What needs to be done → Write out the whole listing again, exactly.

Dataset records
[start]

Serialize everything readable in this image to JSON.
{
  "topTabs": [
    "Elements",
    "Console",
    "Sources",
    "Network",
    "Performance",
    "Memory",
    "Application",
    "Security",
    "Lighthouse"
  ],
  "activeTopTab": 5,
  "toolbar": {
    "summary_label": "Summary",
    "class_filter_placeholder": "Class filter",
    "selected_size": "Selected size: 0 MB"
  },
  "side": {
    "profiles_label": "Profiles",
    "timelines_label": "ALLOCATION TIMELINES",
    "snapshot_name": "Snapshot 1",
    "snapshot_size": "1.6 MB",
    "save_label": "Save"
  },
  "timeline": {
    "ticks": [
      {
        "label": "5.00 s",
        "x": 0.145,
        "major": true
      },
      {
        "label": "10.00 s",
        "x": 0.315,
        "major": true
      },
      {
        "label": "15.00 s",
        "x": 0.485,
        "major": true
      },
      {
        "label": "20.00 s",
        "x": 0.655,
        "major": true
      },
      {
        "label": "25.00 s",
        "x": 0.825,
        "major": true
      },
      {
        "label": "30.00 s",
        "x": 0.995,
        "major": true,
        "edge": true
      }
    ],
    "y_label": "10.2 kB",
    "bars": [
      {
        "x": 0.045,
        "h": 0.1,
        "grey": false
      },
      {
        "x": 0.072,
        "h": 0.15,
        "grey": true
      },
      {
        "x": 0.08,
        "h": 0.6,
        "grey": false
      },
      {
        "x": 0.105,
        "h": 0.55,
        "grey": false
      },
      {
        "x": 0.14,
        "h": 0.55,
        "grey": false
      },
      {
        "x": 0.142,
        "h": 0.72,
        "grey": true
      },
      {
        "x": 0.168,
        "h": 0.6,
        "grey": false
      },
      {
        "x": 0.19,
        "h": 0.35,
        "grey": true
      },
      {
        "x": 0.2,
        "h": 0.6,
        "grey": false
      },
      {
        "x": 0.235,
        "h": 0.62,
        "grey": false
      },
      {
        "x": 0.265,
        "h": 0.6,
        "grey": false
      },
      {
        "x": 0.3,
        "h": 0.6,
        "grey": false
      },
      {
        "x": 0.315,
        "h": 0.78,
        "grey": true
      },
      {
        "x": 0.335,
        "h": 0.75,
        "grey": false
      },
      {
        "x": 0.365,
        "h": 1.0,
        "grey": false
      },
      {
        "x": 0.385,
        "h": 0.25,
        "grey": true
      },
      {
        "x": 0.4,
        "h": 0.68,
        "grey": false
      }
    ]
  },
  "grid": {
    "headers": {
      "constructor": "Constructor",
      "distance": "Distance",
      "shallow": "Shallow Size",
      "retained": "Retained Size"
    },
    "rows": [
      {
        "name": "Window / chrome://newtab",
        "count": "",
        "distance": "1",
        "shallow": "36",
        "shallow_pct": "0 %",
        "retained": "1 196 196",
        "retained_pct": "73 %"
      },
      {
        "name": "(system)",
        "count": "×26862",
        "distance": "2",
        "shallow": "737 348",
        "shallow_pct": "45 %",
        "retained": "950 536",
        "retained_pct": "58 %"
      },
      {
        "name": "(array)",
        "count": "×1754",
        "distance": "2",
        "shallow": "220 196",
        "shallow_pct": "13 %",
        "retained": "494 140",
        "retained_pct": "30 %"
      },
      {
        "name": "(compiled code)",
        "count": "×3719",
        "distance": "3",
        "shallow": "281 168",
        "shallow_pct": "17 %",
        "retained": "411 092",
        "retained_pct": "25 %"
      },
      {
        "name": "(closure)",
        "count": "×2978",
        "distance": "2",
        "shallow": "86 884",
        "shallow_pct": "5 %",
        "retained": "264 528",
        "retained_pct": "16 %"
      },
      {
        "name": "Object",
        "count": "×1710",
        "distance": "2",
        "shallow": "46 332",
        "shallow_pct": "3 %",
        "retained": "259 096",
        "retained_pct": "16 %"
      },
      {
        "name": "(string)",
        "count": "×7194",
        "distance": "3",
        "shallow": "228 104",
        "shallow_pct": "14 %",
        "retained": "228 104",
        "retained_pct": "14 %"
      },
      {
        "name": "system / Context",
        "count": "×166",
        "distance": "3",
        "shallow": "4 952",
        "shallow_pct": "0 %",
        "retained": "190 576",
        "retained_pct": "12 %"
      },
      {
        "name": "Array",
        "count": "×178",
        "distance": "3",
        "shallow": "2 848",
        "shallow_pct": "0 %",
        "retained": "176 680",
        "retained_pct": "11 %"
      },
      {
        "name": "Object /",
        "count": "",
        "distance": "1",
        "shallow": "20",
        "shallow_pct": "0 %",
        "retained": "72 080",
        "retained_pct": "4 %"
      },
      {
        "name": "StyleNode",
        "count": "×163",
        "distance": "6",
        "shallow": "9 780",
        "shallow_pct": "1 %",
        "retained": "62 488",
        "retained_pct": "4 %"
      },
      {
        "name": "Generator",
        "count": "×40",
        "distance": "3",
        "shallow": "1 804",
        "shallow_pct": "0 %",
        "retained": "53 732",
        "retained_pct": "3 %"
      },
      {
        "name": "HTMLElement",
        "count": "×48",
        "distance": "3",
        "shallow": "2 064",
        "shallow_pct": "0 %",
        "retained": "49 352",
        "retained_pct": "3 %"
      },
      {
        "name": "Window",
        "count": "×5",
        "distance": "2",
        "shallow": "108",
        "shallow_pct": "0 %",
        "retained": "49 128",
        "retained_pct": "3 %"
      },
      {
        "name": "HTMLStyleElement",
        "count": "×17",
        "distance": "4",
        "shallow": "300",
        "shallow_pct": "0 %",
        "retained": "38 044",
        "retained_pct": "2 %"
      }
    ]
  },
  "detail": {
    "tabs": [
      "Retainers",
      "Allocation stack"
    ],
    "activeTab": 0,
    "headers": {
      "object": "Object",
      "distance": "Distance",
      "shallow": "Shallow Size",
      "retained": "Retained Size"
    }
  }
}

[end]

Reply to the task →
Serialize everything readable in this image to JSON.
{
  "topTabs": [
    "Elements",
    "Console",
    "Sources",
    "Network",
    "Performance",
    "Memory",
    "Application",
    "Security",
    "Lighthouse"
  ],
  "activeTopTab": 5,
  "toolbar": {
    "summary_label": "Summary",
    "class_filter_placeholder": "Class filter",
    "selected_size": "Selected size: 0 MB"
  },
  "side": {
    "profiles_label": "Profiles",
    "timelines_label": "ALLOCATION TIMELINES",
    "snapshot_name": "Snapshot 1",
    "snapshot_size": "1.6 MB",
    "save_label": "Save"
  },
  "timeline": {
    "ticks": [
      {
        "label": "5.00 s",
        "x": 0.145,
        "major": true
      },
      {
        "label": "10.00 s",
        "x": 0.315,
        "major": true
      },
      {
        "label": "15.00 s",
        "x": 0.485,
        "major": true
      },
      {
        "label": "20.00 s",
        "x": 0.655,
        "major": true
      },
      {
        "label": "25.00 s",
        "x": 0.825,
        "major": true
      },
      {
        "label": "30.00 s",
        "x": 0.995,
        "major": true,
        "edge": true
      }
    ],
    "y_label": "10.2 kB",
    "bars": [
      {
        "x": 0.045,
        "h": 0.1,
        "grey": false
      },
      {
        "x": 0.072,
        "h": 0.15,
        "grey": true
      },
      {
        "x": 0.08,
        "h": 0.6,
        "grey": false
      },
      {
        "x": 0.105,
        "h": 0.55,
        "grey": false
      },
      {
        "x": 0.14,
        "h": 0.55,
        "grey": false
      },
      {
        "x": 0.142,
        "h": 0.72,
        "grey": true
      },
      {
        "x": 0.168,
        "h": 0.6,
        "grey": false
      },
      {
        "x": 0.19,
        "h": 0.35,
        "grey": true
      },
      {
        "x": 0.2,
        "h": 0.6,
        "grey": false
      },
      {
        "x": 0.235,
        "h": 0.62,
        "grey": false
      },
      {
        "x": 0.265,
        "h": 0.6,
        "grey": false
      },
      {
        "x": 0.3,
        "h": 0.6,
        "grey": false
      },
      {
        "x": 0.315,
        "h": 0.78,
        "grey": true
      },
      {
        "x": 0.335,
        "h": 0.75,
        "grey": false
      },
      {
        "x": 0.365,
        "h": 1.0,
        "grey": false
      },
      {
        "x": 0.385,
        "h": 0.25,
        "grey": true
      },
      {
        "x": 0.4,
        "h": 0.68,
        "grey": false
      }
    ]
  },
  "grid": {
    "headers": {
      "constructor": "Constructor",
      "distance": "Distance",
      "shallow": "Shallow Size",
      "retained": "Retained Size"
    },
    "rows": [
      {
        "name": "Window / chrome://newtab",
        "count": "",
        "distance": "1",
        "shallow": "36",
        "shallow_pct": "0 %",
        "retained": "1 196 196",
        "retained_pct": "73 %"
      },
      {
        "name": "(system)",
        "count": "×26862",
        "distance": "2",
        "shallow": "737 348",
        "shallow_pct": "45 %",
        "retained": "950 536",
        "retained_pct": "58 %"
      },
      {
        "name": "(array)",
        "count": "×1754",
        "distance": "2",
        "shallow": "220 196",
        "shallow_pct": "13 %",
        "retained": "494 140",
        "retained_pct": "30 %"
      },
      {
        "name": "(compiled code)",
        "count": "×3719",
        "distance": "3",
        "shallow": "281 168",
        "shallow_pct": "17 %",
        "retained": "411 092",
        "retained_pct": "25 %"
      },
      {
        "name": "(closure)",
        "count": "×2978",
        "distance": "2",
        "shallow": "86 884",
        "shallow_pct": "5 %",
        "retained": "264 528",
        "retained_pct": "16 %"
      },
      {
        "name": "Object",
        "count": "×1710",
        "distance": "2",
        "shallow": "46 332",
        "shallow_pct": "3 %",
        "retained": "259 096",
        "retained_pct": "16 %"
      },
      {
        "name": "(string)",
        "count": "×7194",
        "distance": "3",
        "shallow": "228 104",
        "shallow_pct": "14 %",
        "retained": "228 104",
        "retained_pct": "14 %"
      },
      {
        "name": "system / Context",
        "count": "×166",
        "distance": "3",
        "shallow": "4 952",
        "shallow_pct": "0 %",
        "retained": "190 576",
        "retained_pct": "12 %"
      },
      {
        "name": "Array",
        "count": "×178",
        "distance": "3",
        "shallow": "2 848",
        "shallow_pct": "0 %",
        "retained": "176 680",
        "retained_pct": "11 %"
      },
      {
        "name": "Object /",
        "count": "",
        "distance": "1",
        "shallow": "20",
        "shallow_pct": "0 %",
        "retained": "72 080",
        "retained_pct": "4 %"
      },
      {
        "name": "StyleNode",
        "count": "×163",
        "distance": "6",
        "shallow": "9 780",
        "shallow_pct": "1 %",
        "retained": "62 488",
        "retained_pct": "4 %"
      },
      {
        "name": "Generator",
        "count": "×40",
        "distance": "3",
        "shallow": "1 804",
        "shallow_pct": "0 %",
        "retained": "53 732",
        "retained_pct": "3 %"
      },
      {
        "name": "HTMLElement",
        "count": "×48",
        "distance": "3",
        "shallow": "2 064",
        "shallow_pct": "0 %",
        "retained": "49 352",
        "retained_pct": "3 %"
      },
      {
        "name": "Window",
        "count": "×5",
        "distance": "2",
        "shallow": "108",
        "shallow_pct": "0 %",
        "retained": "49 128",
        "retained_pct": "3 %"
      },
      {
        "name": "HTMLStyleElement",
        "count": "×17",
        "distance": "4",
        "shallow": "300",
        "shallow_pct": "0 %",
        "retained": "38 044",
        "retained_pct": "2 %"
      }
    ]
  },
  "detail": {
    "tabs": [
      "Retainers",
      "Allocation stack"
    ],
    "activeTab": 0,
    "headers": {
      "object": "Object",
      "distance": "Distance",
      "shallow": "Shallow Size",
      "retained": "Retained Size"
    }
  }
}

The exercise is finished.